What is needed: Each record is to be transcribed exactly.

Materials provided:
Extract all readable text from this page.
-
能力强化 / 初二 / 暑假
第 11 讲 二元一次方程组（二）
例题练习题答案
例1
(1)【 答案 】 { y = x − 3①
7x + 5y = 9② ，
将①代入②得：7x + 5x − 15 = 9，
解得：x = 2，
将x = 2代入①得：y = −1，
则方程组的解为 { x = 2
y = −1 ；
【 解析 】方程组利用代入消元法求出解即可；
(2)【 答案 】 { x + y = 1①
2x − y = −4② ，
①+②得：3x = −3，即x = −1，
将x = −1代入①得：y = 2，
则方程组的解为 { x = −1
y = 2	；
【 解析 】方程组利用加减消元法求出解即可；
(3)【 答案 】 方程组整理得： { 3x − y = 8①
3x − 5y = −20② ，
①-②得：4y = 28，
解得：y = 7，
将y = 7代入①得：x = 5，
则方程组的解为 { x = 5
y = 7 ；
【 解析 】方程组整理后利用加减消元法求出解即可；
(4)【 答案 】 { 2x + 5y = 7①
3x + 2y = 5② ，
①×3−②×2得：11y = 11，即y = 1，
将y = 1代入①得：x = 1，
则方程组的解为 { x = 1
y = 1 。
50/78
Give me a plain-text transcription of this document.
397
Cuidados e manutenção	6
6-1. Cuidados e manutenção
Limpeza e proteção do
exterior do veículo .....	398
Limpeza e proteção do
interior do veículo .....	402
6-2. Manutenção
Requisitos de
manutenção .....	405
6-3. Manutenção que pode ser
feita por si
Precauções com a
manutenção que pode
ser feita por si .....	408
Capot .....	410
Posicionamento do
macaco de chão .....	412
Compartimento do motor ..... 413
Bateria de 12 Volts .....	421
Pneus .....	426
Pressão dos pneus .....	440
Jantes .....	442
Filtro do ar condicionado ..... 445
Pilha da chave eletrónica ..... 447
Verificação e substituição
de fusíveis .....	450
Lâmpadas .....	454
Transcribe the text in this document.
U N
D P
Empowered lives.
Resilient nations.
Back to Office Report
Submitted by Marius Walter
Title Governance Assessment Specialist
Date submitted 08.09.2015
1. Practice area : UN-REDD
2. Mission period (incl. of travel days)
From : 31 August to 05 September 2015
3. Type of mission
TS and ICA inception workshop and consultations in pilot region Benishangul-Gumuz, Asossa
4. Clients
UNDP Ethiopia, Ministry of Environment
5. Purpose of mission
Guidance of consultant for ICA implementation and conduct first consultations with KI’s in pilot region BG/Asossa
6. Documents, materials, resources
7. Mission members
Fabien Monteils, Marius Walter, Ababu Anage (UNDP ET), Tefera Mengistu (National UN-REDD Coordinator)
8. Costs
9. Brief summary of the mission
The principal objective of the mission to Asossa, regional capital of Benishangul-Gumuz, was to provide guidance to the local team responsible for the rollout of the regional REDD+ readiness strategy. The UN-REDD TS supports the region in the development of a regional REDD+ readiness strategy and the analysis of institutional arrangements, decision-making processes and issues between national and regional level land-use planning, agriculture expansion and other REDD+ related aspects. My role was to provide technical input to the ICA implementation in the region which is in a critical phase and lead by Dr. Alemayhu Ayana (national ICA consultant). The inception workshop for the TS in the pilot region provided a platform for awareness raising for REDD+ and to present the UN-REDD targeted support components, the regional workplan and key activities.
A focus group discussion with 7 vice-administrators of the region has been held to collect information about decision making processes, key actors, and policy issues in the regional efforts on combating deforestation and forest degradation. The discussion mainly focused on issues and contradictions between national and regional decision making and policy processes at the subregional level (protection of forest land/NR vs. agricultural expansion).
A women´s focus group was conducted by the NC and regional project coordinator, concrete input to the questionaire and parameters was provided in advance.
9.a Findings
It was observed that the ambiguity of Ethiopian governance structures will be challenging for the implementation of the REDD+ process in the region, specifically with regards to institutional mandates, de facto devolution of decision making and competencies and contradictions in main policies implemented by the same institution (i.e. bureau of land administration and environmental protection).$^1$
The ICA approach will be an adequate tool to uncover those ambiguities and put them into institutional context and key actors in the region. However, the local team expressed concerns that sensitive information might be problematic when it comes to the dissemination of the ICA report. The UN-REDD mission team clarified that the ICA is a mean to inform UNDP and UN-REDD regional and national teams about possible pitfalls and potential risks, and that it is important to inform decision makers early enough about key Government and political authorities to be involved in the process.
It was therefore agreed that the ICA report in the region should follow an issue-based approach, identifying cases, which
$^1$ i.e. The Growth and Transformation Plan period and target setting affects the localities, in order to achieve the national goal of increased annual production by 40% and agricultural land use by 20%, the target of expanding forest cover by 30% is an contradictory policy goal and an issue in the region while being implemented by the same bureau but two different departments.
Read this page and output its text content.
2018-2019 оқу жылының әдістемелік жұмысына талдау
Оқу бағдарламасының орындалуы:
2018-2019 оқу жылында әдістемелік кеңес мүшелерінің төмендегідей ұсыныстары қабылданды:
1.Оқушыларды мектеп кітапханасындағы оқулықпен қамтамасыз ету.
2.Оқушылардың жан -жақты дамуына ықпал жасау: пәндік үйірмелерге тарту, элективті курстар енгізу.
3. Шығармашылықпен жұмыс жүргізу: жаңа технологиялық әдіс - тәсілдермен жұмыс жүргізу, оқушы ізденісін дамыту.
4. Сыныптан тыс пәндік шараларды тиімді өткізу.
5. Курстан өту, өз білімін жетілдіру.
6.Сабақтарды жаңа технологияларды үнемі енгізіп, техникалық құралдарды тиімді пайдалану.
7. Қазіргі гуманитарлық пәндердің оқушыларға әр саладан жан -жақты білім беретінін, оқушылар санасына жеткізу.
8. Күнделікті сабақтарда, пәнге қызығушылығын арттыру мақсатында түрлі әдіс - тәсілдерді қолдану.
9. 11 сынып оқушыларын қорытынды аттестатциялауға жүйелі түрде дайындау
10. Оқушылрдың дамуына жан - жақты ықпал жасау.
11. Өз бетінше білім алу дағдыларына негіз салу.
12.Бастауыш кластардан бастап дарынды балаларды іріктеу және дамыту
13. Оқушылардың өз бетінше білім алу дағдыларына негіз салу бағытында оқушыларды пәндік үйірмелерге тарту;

Response to the task:
Extract all readable text from this page.
-
能力强化 / 初二 / 暑假
第 11 讲 二元一次方程组（二）
例题练习题答案
例1
(1)【 答案 】 { y = x − 3①
7x + 5y = 9② ，
将①代入②得：7x + 5x − 15 = 9，
解得：x = 2，
将x = 2代入①得：y = −1，
则方程组的解为 { x = 2
y = −1 ；
【 解析 】方程组利用代入消元法求出解即可；
(2)【 答案 】 { x + y = 1①
2x − y = −4② ，
①+②得：3x = −3，即x = −1，
将x = −1代入①得：y = 2，
则方程组的解为 { x = −1
y = 2	；
【 解析 】方程组利用加减消元法求出解即可；
(3)【 答案 】 方程组整理得： { 3x − y = 8①
3x − 5y = −20② ，
①-②得：4y = 28，
解得：y = 7，
将y = 7代入①得：x = 5，
则方程组的解为 { x = 5
y = 7 ；
【 解析 】方程组整理后利用加减消元法求出解即可；
(4)【 答案 】 { 2x + 5y = 7①
3x + 2y = 5② ，
①×3−②×2得：11y = 11，即y = 1，
将y = 1代入①得：x = 1，
则方程组的解为 { x = 1
y = 1 。
50/78
Give me a plain-text transcription of this document.
397
Cuidados e manutenção	6
6-1. Cuidados e manutenção
Limpeza e proteção do
exterior do veículo .....	398
Limpeza e proteção do
interior do veículo .....	402
6-2. Manutenção
Requisitos de
manutenção .....	405
6-3. Manutenção que pode ser
feita por si
Precauções com a
manutenção que pode
ser feita por si .....	408
Capot .....	410
Posicionamento do
macaco de chão .....	412
Compartimento do motor ..... 413
Bateria de 12 Volts .....	421
Pneus .....	426
Pressão dos pneus .....	440
Jantes .....	442
Filtro do ar condicionado ..... 445
Pilha da chave eletrónica ..... 447
Verificação e substituição
de fusíveis .....	450
Lâmpadas .....	454
Transcribe the text in this document.
U N
D P
Empowered lives.
Resilient nations.
Back to Office Report
Submitted by Marius Walter
Title Governance Assessment Specialist
Date submitted 08.09.2015
1. Practice area : UN-REDD
2. Mission period (incl. of travel days)
From : 31 August to 05 September 2015
3. Type of mission
TS and ICA inception workshop and consultations in pilot region Benishangul-Gumuz, Asossa
4. Clients
UNDP Ethiopia, Ministry of Environment
5. Purpose of mission
Guidance of consultant for ICA implementation and conduct first consultations with KI’s in pilot region BG/Asossa
6. Documents, materials, resources
7. Mission members
Fabien Monteils, Marius Walter, Ababu Anage (UNDP ET), Tefera Mengistu (National UN-REDD Coordinator)
8. Costs
9. Brief summary of the mission
The principal objective of the mission to Asossa, regional capital of Benishangul-Gumuz, was to provide guidance to the local team responsible for the rollout of the regional REDD+ readiness strategy. The UN-REDD TS supports the region in the development of a regional REDD+ readiness strategy and the analysis of institutional arrangements, decision-making processes and issues between national and regional level land-use planning, agriculture expansion and other REDD+ related aspects. My role was to provide technical input to the ICA implementation in the region which is in a critical phase and lead by Dr. Alemayhu Ayana (national ICA consultant). The inception workshop for the TS in the pilot region provided a platform for awareness raising for REDD+ and to present the UN-REDD targeted support components, the regional workplan and key activities.
A focus group discussion with 7 vice-administrators of the region has been held to collect information about decision making processes, key actors, and policy issues in the regional efforts on combating deforestation and forest degradation. The discussion mainly focused on issues and contradictions between national and regional decision making and policy processes at the subregional level (protection of forest land/NR vs. agricultural expansion).
A women´s focus group was conducted by the NC and regional project coordinator, concrete input to the questionaire and parameters was provided in advance.
9.a Findings
It was observed that the ambiguity of Ethiopian governance structures will be challenging for the implementation of the REDD+ process in the region, specifically with regards to institutional mandates, de facto devolution of decision making and competencies and contradictions in main policies implemented by the same institution (i.e. bureau of land administration and environmental protection).$^1$
The ICA approach will be an adequate tool to uncover those ambiguities and put them into institutional context and key actors in the region. However, the local team expressed concerns that sensitive information might be problematic when it comes to the dissemination of the ICA report. The UN-REDD mission team clarified that the ICA is a mean to inform UNDP and UN-REDD regional and national teams about possible pitfalls and potential risks, and that it is important to inform decision makers early enough about key Government and political authorities to be involved in the process.
It was therefore agreed that the ICA report in the region should follow an issue-based approach, identifying cases, which
$^1$ i.e. The Growth and Transformation Plan period and target setting affects the localities, in order to achieve the national goal of increased annual production by 40% and agricultural land use by 20%, the target of expanding forest cover by 30% is an contradictory policy goal and an issue in the region while being implemented by the same bureau but two different departments.
Read this page and output its text content.
2018-2019 оқу жылының әдістемелік жұмысына талдау
Оқу бағдарламасының орындалуы:
2018-2019 оқу жылында әдістемелік кеңес мүшелерінің төмендегідей ұсыныстары қабылданды:
1.Оқушыларды мектеп кітапханасындағы оқулықпен қамтамасыз ету.
2.Оқушылардың жан -жақты дамуына ықпал жасау: пәндік үйірмелерге тарту, элективті курстар енгізу.
3. Шығармашылықпен жұмыс жүргізу: жаңа технологиялық әдіс - тәсілдермен жұмыс жүргізу, оқушы ізденісін дамыту.
4. Сыныптан тыс пәндік шараларды тиімді өткізу.
5. Курстан өту, өз білімін жетілдіру.
6.Сабақтарды жаңа технологияларды үнемі енгізіп, техникалық құралдарды тиімді пайдалану.
7. Қазіргі гуманитарлық пәндердің оқушыларға әр саладан жан -жақты білім беретінін, оқушылар санасына жеткізу.
8. Күнделікті сабақтарда, пәнге қызығушылығын арттыру мақсатында түрлі әдіс - тәсілдерді қолдану.
9. 11 сынып оқушыларын қорытынды аттестатциялауға жүйелі түрде дайындау
10. Оқушылрдың дамуына жан - жақты ықпал жасау.
11. Өз бетінше білім алу дағдыларына негіз салу.
12.Бастауыш кластардан бастап дарынды балаларды іріктеу және дамыту
13. Оқушылардың өз бетінше білім алу дағдыларына негіз салу бағытында оқушыларды пәндік үйірмелерге тарту;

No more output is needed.